**YOUR GOAL:** Scan the entries below for the word "JSON". Copy each line that has it.

**Saved data entries:**

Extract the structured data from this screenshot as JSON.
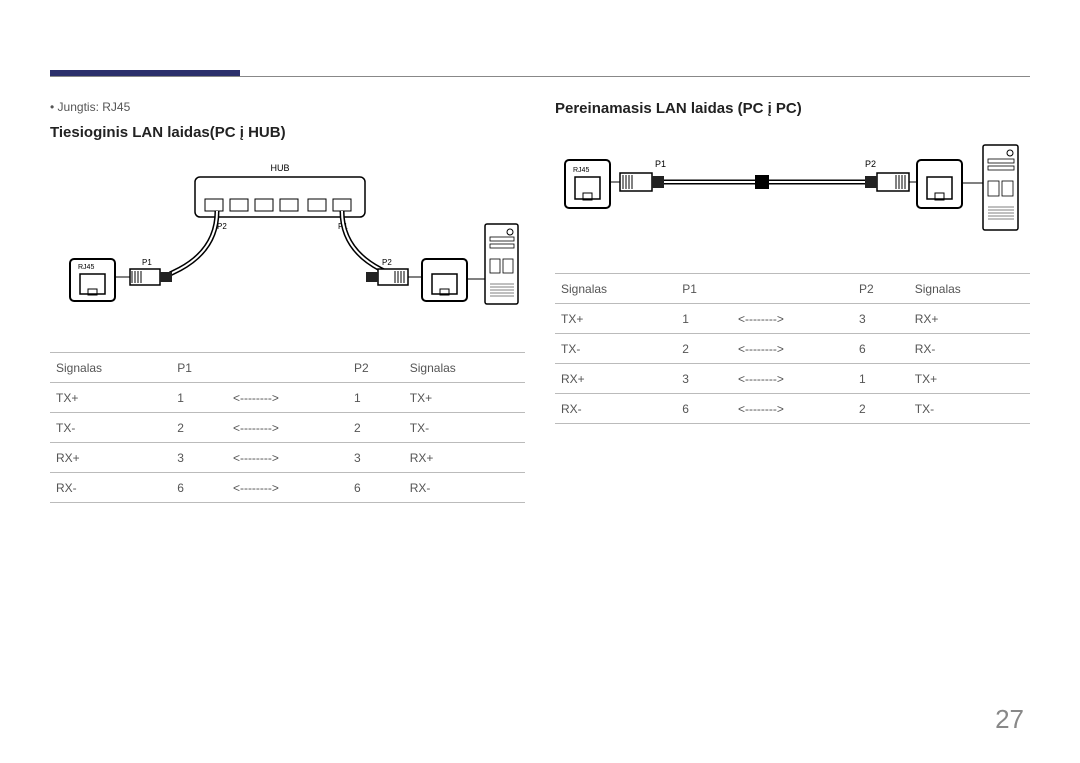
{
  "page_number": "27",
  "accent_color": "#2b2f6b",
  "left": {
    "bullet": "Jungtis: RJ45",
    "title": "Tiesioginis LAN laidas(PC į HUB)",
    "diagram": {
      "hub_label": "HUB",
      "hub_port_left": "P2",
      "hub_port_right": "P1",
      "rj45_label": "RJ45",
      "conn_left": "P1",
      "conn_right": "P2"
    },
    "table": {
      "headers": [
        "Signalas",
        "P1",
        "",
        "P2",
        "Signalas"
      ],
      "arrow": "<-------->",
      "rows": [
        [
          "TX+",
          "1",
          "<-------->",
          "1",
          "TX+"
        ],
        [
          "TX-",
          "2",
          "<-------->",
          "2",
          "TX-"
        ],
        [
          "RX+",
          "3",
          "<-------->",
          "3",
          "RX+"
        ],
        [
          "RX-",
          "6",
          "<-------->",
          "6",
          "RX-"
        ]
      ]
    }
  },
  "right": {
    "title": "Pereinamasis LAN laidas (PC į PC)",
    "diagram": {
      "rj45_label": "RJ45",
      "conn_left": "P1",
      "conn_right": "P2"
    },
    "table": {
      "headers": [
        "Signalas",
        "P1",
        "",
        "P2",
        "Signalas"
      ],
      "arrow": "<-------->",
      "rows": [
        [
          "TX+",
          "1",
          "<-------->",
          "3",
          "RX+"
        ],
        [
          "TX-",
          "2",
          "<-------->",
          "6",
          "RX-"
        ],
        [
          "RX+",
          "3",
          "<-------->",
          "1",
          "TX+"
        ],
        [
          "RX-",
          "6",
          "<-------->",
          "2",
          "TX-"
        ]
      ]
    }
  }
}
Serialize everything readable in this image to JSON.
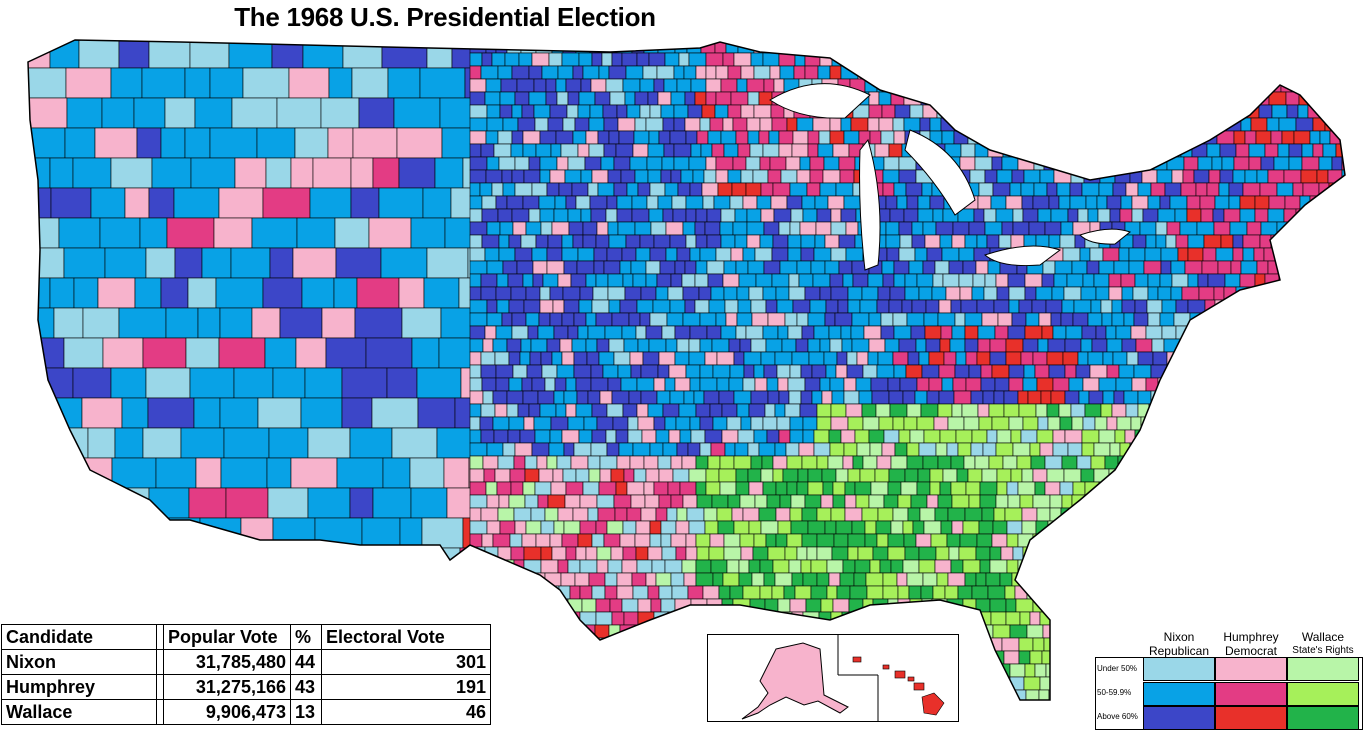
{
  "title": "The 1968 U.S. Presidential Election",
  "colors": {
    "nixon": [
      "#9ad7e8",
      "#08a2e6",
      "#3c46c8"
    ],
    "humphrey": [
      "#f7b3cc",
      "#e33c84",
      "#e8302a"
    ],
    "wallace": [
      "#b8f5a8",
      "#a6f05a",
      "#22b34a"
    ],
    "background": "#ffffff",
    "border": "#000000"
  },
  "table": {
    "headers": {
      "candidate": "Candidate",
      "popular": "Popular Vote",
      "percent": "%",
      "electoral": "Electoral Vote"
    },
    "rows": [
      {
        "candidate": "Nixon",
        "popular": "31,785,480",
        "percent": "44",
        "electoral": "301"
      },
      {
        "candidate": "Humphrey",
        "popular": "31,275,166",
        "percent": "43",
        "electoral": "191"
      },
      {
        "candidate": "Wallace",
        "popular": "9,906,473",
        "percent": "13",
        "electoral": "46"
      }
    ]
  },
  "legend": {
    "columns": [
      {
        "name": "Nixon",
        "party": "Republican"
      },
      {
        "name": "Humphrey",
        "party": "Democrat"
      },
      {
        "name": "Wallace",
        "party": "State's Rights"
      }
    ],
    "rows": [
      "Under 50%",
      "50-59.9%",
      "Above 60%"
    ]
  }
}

**OUTPUT FOR THIS EXERCISE:**
Extract the structured data from this screenshot as JSON.
Serialize everything readable in this image to JSON.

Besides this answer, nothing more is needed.